::: DATASET RECORDS
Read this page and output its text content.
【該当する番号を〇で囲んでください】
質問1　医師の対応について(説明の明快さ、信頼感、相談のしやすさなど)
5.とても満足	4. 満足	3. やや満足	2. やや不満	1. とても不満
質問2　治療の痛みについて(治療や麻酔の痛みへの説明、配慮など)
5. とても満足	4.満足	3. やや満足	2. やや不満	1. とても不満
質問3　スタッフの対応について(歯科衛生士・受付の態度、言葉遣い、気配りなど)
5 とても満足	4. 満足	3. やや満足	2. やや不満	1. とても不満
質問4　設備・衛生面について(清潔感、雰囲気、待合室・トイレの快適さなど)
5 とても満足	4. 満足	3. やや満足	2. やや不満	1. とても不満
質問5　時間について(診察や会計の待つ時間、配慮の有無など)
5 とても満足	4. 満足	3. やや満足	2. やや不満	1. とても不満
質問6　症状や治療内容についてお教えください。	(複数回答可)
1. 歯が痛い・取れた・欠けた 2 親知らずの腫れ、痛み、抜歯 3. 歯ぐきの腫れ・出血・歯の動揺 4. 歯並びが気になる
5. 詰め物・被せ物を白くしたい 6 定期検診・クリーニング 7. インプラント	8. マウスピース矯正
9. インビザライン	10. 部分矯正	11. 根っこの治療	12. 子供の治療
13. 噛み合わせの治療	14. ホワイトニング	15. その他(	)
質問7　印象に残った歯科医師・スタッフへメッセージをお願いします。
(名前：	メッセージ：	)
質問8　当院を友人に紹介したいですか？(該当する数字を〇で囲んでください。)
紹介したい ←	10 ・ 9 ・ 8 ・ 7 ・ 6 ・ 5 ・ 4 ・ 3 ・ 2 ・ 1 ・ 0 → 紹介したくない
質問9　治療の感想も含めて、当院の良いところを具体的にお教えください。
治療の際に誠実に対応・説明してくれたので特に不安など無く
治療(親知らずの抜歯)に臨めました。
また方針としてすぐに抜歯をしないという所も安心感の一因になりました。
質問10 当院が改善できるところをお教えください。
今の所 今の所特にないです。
::::::
::: DATASET RECORDS
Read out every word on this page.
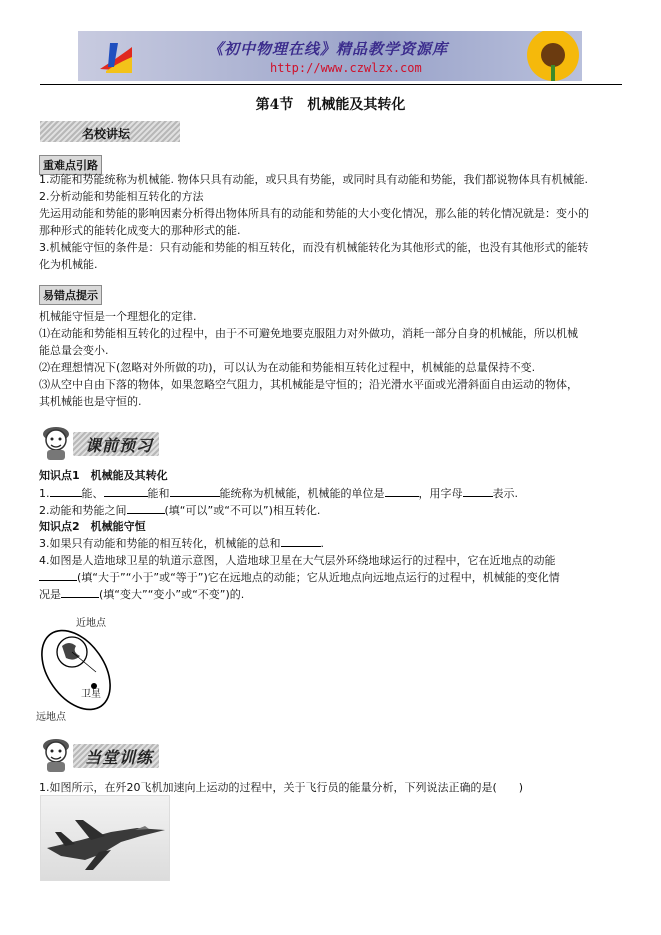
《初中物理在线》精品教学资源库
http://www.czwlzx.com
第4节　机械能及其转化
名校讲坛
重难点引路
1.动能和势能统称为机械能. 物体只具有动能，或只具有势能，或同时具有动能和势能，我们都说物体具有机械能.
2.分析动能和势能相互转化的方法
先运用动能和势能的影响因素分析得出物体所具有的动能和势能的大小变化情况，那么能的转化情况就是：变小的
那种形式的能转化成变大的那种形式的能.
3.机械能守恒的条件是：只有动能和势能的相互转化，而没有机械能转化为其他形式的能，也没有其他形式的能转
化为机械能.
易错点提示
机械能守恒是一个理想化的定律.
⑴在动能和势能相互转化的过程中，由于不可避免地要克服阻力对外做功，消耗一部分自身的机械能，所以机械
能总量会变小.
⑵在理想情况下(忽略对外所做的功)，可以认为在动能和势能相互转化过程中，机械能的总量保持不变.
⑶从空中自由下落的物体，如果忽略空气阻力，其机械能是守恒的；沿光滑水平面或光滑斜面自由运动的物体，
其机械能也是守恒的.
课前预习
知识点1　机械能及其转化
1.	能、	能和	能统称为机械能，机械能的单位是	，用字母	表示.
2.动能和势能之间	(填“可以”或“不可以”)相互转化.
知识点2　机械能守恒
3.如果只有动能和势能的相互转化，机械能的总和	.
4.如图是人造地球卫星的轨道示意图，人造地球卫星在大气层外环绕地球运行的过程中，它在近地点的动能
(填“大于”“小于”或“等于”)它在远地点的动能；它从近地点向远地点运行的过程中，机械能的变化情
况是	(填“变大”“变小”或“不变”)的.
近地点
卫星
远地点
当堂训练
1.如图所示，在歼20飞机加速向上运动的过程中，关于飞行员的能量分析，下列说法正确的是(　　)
::::::
▶ WRITTEN PROBLEM
Copy out every line holding the string "this".

▶ EXPECTED ANSWER
Read this page and output its text content.
Read out every word on this page.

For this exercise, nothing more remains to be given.